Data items

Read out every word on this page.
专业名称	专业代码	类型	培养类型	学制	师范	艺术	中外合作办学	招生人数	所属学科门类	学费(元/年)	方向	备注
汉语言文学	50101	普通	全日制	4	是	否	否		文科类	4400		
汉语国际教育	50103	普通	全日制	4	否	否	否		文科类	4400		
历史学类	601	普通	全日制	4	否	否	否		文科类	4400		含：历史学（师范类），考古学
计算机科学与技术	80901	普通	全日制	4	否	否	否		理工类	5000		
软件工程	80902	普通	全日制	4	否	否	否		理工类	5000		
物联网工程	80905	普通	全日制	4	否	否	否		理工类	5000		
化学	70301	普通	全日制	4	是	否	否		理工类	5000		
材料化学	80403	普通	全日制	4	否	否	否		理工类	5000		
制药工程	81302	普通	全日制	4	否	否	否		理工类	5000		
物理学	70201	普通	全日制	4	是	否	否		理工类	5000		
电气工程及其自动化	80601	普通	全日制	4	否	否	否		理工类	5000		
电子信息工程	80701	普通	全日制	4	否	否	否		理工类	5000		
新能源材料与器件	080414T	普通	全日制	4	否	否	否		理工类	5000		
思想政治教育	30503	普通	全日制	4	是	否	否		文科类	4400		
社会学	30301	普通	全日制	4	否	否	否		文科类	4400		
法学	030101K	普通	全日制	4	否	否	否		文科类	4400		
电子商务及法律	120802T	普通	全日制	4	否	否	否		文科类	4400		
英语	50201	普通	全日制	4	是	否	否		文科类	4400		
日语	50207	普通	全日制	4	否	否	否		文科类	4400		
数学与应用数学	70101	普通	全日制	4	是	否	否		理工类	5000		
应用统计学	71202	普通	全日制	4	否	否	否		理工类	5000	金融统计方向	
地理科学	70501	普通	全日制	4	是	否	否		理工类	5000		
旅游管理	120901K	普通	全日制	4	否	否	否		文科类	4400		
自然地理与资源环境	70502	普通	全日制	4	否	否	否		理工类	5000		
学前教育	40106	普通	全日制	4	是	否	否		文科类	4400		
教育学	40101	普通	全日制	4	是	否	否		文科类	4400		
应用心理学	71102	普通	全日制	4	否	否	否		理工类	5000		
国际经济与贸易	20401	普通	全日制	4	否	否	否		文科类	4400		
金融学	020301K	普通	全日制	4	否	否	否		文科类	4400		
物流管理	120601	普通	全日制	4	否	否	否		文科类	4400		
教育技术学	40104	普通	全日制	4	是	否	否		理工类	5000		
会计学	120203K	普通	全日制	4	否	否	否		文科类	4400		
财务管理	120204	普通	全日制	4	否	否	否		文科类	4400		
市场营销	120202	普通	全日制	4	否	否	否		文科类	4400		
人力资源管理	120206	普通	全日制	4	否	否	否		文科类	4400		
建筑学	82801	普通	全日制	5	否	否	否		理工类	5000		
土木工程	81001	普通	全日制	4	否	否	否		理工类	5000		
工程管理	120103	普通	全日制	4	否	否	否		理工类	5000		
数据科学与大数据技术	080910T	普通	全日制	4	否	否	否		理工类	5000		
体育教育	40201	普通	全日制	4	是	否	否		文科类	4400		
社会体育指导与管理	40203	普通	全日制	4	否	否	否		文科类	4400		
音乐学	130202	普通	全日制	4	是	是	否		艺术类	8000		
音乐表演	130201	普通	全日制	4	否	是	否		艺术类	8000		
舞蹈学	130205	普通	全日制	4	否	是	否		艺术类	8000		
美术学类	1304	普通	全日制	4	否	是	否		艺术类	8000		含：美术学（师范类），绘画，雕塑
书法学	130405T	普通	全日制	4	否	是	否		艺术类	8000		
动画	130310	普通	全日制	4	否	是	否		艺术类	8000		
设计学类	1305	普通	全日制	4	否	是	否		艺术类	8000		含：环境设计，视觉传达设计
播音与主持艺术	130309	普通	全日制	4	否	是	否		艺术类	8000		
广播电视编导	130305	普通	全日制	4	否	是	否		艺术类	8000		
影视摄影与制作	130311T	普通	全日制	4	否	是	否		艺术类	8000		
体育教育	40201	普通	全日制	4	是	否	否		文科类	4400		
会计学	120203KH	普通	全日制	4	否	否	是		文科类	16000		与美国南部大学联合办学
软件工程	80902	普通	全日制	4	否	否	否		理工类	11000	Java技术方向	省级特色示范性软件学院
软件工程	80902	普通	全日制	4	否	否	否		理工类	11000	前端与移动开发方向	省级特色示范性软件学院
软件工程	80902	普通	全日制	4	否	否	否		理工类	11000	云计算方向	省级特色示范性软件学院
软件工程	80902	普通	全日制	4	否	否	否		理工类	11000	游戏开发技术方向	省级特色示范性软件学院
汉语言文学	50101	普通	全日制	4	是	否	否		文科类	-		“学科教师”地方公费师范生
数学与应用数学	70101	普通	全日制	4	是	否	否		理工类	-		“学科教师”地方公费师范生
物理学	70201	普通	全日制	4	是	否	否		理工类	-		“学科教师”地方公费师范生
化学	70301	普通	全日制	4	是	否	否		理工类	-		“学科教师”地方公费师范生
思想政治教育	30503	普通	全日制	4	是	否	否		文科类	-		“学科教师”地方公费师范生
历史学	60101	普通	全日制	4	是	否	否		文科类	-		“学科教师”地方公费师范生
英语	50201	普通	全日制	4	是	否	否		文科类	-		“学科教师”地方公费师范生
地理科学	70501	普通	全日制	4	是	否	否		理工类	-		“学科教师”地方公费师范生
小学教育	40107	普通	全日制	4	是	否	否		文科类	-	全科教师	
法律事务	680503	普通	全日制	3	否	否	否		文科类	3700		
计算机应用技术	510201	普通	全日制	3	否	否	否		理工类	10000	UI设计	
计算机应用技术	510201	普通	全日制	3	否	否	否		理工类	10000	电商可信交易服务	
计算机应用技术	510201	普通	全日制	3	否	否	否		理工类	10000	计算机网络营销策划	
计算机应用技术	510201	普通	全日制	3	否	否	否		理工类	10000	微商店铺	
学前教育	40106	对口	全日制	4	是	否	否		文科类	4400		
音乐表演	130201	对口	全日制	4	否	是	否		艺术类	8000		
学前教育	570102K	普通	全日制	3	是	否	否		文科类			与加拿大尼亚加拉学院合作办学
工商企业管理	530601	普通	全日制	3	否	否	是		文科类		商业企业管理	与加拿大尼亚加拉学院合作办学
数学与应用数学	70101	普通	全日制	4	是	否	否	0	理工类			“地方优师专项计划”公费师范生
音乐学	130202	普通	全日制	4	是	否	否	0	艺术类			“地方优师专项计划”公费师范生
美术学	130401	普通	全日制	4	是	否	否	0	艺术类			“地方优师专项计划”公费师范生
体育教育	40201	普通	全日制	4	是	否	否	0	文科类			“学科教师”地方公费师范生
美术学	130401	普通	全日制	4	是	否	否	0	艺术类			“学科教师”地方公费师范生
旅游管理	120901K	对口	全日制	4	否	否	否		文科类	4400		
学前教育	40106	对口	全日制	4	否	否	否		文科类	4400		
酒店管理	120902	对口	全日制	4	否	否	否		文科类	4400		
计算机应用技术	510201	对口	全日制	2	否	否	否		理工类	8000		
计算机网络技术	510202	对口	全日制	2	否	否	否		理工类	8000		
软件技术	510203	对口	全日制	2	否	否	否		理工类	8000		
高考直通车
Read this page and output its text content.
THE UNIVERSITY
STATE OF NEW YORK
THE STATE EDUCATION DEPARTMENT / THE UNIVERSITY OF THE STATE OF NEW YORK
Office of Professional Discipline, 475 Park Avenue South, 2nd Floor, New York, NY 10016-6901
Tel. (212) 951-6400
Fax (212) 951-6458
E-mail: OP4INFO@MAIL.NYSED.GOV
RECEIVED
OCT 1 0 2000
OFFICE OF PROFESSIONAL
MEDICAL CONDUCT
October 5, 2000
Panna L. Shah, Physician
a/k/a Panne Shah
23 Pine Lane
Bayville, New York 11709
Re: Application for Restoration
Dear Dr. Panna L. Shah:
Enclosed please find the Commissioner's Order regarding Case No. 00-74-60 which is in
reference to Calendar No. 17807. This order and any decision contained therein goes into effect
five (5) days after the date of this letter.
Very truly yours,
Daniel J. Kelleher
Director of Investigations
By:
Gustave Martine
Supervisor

**Task goal:** From the material given, work out how many lines hold the string "学科教师"; state that number and nothing further.

**Expected answer:** 10